* BEGIN Data records *

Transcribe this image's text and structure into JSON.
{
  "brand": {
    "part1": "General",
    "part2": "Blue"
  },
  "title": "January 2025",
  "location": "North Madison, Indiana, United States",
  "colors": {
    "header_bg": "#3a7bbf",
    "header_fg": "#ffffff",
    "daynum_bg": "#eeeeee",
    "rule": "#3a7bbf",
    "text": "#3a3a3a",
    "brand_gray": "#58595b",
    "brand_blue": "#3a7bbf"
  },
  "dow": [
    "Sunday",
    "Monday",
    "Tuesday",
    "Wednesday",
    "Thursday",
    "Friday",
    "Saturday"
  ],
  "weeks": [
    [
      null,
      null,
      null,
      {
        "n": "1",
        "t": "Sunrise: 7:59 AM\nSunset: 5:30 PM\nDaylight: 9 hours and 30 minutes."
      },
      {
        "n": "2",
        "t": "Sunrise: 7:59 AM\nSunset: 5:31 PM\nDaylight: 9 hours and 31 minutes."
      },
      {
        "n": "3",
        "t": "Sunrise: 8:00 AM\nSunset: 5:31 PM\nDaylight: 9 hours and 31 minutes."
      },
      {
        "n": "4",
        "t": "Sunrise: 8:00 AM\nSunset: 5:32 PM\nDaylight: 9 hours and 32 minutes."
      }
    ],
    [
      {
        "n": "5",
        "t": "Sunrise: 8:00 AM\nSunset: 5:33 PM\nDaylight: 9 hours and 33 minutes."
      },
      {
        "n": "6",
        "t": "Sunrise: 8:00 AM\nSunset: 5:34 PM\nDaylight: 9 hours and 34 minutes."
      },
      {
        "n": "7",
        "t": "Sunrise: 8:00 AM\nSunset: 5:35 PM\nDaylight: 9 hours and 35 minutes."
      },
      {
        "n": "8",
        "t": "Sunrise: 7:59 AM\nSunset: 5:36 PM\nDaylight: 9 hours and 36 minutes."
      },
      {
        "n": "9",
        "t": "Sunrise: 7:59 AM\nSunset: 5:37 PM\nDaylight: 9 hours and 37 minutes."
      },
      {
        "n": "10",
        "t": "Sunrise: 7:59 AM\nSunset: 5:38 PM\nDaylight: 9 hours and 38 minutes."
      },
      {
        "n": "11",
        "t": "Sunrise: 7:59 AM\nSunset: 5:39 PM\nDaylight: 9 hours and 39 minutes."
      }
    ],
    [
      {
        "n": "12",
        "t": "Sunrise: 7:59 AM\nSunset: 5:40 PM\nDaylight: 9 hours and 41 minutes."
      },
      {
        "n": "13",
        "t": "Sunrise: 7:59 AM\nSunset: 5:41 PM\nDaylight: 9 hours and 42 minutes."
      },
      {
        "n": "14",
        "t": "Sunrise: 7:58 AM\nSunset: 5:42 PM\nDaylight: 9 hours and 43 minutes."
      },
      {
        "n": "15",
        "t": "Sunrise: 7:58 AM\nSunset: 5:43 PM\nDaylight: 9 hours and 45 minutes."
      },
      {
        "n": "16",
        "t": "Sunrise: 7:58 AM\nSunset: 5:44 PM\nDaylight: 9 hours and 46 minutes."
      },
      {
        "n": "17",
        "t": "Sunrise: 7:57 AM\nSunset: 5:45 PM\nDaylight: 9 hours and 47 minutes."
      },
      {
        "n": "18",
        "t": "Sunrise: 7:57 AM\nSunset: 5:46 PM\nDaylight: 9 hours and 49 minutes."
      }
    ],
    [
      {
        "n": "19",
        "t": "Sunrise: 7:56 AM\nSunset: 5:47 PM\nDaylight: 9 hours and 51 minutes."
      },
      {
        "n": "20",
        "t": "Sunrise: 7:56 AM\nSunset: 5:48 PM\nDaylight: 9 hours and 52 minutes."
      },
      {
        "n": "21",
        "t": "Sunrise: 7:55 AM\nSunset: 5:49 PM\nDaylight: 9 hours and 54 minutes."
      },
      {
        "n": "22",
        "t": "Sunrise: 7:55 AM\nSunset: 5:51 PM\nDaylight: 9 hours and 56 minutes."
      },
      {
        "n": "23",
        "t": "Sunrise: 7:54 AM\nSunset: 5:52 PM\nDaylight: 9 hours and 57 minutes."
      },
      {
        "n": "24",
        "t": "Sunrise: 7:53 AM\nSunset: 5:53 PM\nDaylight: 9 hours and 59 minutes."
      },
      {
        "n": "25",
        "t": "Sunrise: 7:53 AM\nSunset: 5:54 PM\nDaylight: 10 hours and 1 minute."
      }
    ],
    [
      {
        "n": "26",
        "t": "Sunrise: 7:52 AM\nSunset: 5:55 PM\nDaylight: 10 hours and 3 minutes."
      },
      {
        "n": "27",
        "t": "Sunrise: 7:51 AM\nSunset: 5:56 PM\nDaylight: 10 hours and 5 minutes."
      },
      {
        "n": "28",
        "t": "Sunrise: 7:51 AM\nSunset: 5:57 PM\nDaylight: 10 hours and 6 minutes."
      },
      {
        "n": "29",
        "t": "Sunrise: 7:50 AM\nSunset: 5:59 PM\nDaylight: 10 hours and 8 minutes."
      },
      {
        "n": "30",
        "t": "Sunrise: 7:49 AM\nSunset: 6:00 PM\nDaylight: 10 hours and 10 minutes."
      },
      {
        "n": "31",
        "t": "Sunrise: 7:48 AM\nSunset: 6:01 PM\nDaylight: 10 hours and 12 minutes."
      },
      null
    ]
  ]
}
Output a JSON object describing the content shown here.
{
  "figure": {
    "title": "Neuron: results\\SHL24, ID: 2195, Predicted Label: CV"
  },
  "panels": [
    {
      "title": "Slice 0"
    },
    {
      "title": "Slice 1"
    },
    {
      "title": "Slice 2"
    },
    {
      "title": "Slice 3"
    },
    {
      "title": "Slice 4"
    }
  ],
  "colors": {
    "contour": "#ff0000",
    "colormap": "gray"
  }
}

* END Data records *

* [What is expected] Find every line that has "title" in it, then return those lines.

* [Full solution]
  "title": "January 2025",
    "title": "Neuron: results\\SHL24, ID: 2195, Predicted Label: CV"
      "title": "Slice 0"
      "title": "Slice 1"
      "title": "Slice 2"
      "title": "Slice 3"
      "title": "Slice 4"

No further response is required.